* _Problema scritto_:
Riscrivi il tratto del testo citato che va da "Benedetta Capelli e" fino a "riuscivano a sorridere.", sostituendo "cartelloni" con "striscioni".

Benedetta Capelli e Salvatore Cernuzio – Città del Vaticano
Sembravano bendaggi i cartelloni che il 7 marzo di un anno fa a Mosul, cittadina dell’Iraq proclamata nell’agosto 2014 roccaforte dello Stato Islamico, salutavano l’arrivo di Papa Francesco. Bendaggi apposti dalla popolazione per fasciare ferite ancora evidenti: palazzi sventrati, muri con impresse chiazze di sangue, porte crivellate da proiettili, cumuli di macerie, luoghi di culto che portano i segni di un uso infausto come prigioni o tribunali. In questo centro del Kurdistan iracheno, Francesco arrivò in auto blindata, scrutando il panorama di totale devastazione ma anche il volto sorridente di bambini, anziani, uomini e donne – cristiani e musulmani – usciti dalle loro case senza mascherine per dimostrare al Papa che, dopo anni di dolore e di terrore, finalmente riuscivano a sorridere.

* _Voci_:
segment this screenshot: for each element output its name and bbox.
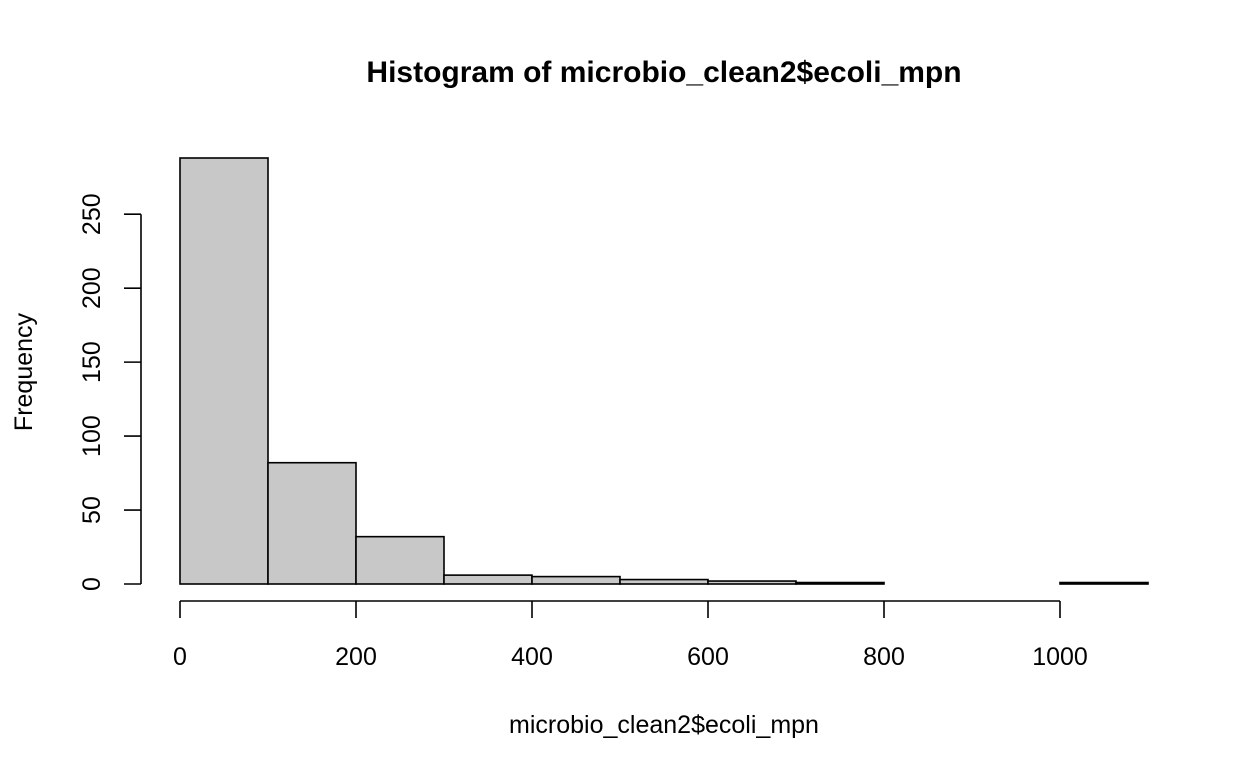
x-tick-label: 400 [511,643,553,671]
y-tick-label: 0 [78,577,106,591]
histogram-bar [267,461,357,585]
x-axis: 0 200 400 600 800 1000 [173,600,1088,671]
histogram-bar [355,535,445,585]
histogram-bar [179,157,269,585]
x-tick-label: 600 [687,643,729,671]
histogram-bar [1059,581,1149,585]
x-tick-label: 1000 [1032,643,1088,671]
x-tick-label: 800 [863,643,905,671]
y-tick-label: 150 [78,341,106,383]
histogram-bar [707,580,797,585]
histogram-bar [531,575,621,585]
histogram-bar [619,578,709,585]
y-axis-label: Frequency [10,312,38,431]
y-axis: 0 50 100 150 200 250 [78,193,142,591]
histogram-bar [795,581,885,585]
bars-group [179,157,1149,585]
y-tick-label: 100 [78,415,106,457]
x-tick-label: 200 [335,643,377,671]
x-tick-label: 0 [173,643,187,671]
y-tick-label: 50 [78,496,106,524]
chart-title: Histogram of microbio_clean2$ecoli_mpn [366,56,961,89]
histogram-bar [443,574,533,585]
x-axis-label: microbio_clean2$ecoli_mpn [509,711,819,739]
y-tick-label: 200 [78,267,106,309]
y-tick-label: 250 [78,193,106,235]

* _Soluzione scritta_:
Benedetta Capelli e Salvatore Cernuzio – Città del Vaticano
Sembravano bendaggi i striscioni che il 7 marzo di un anno fa a Mosul, cittadina dell’Iraq proclamata nell’agosto 2014 roccaforte dello Stato Islamico, salutavano l’arrivo di Papa Francesco. Bendaggi apposti dalla popolazione per fasciare ferite ancora evidenti: palazzi sventrati, muri con impresse chiazze di sangue, porte crivellate da proiettili, cumuli di macerie, luoghi di culto che portano i segni di un uso infausto come prigioni o tribunali. In questo centro del Kurdistan iracheno, Francesco arrivò in auto blindata, scrutando il panorama di totale devastazione ma anche il volto sorridente di bambini, anziani, uomini e donne – cristiani e musulmani – usciti dalle loro case senza mascherine per dimostrare al Papa che, dopo anni di dolore e di terrore, finalmente riuscivano a sorridere.